----- Dataset rows -----

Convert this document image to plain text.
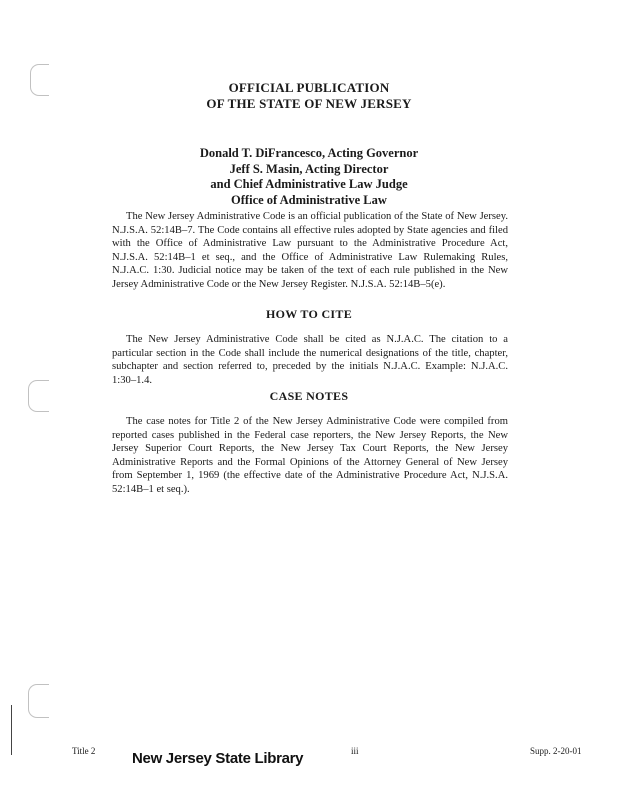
OFFICIAL PUBLICATION
OF THE STATE OF NEW JERSEY
Donald T. DiFrancesco, Acting Governor
Jeff S. Masin, Acting Director
and Chief Administrative Law Judge
Office of Administrative Law

The New Jersey Administrative Code is an official publication of the State of New Jersey. N.J.S.A. 52:14B–7. The Code contains all effective rules adopted by State agencies and filed with the Office of Administrative Law pursuant to the Administrative Procedure Act, N.J.S.A. 52:14B–1 et seq., and the Office of Administrative Law Rulemaking Rules, N.J.A.C. 1:30. Judicial notice may be taken of the text of each rule published in the New Jersey Administrative Code or the New Jersey Register. N.J.S.A. 52:14B–5(e).

HOW TO CITE

The New Jersey Administrative Code shall be cited as N.J.A.C. The citation to a particular section in the Code shall include the numerical designations of the title, chapter, subchapter and section referred to, preceded by the initials N.J.A.C. Example: N.J.A.C. 1:30–1.4.

CASE NOTES

The case notes for Title 2 of the New Jersey Administrative Code were compiled from reported cases published in the Federal case reporters, the New Jersey Reports, the New Jersey Superior Court Reports, the New Jersey Tax Court Reports, the New Jersey Administrative Reports and the Formal Opinions of the Attorney General of New Jersey from September 1, 1969 (the effective date of the Administrative Procedure Act, N.J.S.A. 52:14B–1 et seq.).

Title 2 New Jersey State Library	iii	Supp. 2-20-01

-----

Task to complete: Return every line containing "published".

Complete response:
The New Jersey Administrative Code is an official publication of the State of New Jersey. N.J.S.A. 52:14B–7. The Code contains all effective rules adopted by State agencies and filed with the Office of Administrative Law pursuant to the Administrative Procedure Act, N.J.S.A. 52:14B–1 et seq., and the Office of Administrative Law Rulemaking Rules, N.J.A.C. 1:30. Judicial notice may be taken of the text of each rule published in the New Jersey Administrative Code or the New Jersey Register. N.J.S.A. 52:14B–5(e).
The case notes for Title 2 of the New Jersey Administrative Code were compiled from reported cases published in the Federal case reporters, the New Jersey Reports, the New Jersey Superior Court Reports, the New Jersey Tax Court Reports, the New Jersey Administrative Reports and the Formal Opinions of the Attorney General of New Jersey from September 1, 1969 (the effective date of the Administrative Procedure Act, N.J.S.A. 52:14B–1 et seq.).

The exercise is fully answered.